(Entries taken from a collection)
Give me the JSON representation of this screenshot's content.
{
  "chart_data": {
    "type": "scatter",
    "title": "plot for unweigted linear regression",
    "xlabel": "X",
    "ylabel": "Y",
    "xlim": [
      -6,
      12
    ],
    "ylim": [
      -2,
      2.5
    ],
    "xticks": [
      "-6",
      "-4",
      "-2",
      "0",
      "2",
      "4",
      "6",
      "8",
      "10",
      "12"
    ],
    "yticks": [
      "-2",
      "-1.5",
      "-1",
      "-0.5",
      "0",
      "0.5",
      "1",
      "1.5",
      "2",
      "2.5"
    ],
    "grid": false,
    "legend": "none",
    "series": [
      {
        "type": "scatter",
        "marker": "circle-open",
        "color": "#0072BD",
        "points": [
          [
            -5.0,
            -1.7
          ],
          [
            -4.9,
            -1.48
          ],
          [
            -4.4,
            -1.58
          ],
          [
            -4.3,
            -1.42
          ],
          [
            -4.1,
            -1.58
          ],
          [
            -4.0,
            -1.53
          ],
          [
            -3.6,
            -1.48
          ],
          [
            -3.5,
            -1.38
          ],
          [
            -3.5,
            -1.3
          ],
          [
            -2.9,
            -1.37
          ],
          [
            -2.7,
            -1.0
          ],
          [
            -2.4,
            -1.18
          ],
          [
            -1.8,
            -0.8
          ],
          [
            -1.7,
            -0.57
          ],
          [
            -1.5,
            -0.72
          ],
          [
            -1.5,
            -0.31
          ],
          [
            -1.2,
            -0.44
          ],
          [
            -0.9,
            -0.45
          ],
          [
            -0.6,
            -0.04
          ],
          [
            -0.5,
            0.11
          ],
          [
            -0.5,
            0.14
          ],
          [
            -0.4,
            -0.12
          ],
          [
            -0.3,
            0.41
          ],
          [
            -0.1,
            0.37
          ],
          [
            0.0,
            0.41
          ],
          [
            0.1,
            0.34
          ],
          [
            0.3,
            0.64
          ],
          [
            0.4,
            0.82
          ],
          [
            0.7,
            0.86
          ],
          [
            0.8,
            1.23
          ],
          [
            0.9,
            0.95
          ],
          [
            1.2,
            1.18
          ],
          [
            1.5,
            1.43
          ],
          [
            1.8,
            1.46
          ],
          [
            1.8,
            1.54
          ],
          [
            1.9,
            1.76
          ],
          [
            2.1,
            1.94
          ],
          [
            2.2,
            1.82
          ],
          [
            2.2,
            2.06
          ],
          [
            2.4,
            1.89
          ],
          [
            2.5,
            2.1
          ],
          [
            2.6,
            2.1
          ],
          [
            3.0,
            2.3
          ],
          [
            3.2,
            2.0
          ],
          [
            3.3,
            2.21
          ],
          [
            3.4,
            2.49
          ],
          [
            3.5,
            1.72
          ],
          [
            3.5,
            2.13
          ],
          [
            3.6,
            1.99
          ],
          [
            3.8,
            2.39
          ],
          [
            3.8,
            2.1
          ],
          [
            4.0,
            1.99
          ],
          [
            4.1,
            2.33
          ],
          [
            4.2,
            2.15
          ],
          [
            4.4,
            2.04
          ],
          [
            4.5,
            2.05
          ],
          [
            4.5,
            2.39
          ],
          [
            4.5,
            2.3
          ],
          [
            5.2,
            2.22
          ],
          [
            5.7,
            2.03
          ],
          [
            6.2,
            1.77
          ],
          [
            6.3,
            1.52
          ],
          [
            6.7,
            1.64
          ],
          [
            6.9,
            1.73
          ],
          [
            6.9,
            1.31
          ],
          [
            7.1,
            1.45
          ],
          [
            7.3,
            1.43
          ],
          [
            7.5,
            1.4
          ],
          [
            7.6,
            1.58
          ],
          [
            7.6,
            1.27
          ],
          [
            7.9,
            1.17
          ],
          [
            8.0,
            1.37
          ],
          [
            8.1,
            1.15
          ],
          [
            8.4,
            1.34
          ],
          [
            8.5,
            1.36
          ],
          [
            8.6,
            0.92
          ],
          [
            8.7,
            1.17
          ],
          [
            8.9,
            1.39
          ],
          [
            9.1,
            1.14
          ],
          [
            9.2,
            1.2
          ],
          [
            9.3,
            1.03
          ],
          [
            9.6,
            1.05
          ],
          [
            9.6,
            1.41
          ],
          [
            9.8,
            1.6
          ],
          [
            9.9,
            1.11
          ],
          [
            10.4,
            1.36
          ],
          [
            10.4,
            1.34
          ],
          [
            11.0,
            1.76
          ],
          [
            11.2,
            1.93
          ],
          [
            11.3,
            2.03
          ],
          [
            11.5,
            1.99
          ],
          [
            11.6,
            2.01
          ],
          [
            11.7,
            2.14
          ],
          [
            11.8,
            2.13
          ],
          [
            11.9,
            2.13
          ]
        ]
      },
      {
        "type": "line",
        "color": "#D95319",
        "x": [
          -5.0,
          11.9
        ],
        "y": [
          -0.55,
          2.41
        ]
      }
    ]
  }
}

◆ To do ◆
From the records above, pull out each line that has "type".

◆ Answer to this exercise ◆
    "type": "scatter",
        "type": "scatter",
        "type": "line",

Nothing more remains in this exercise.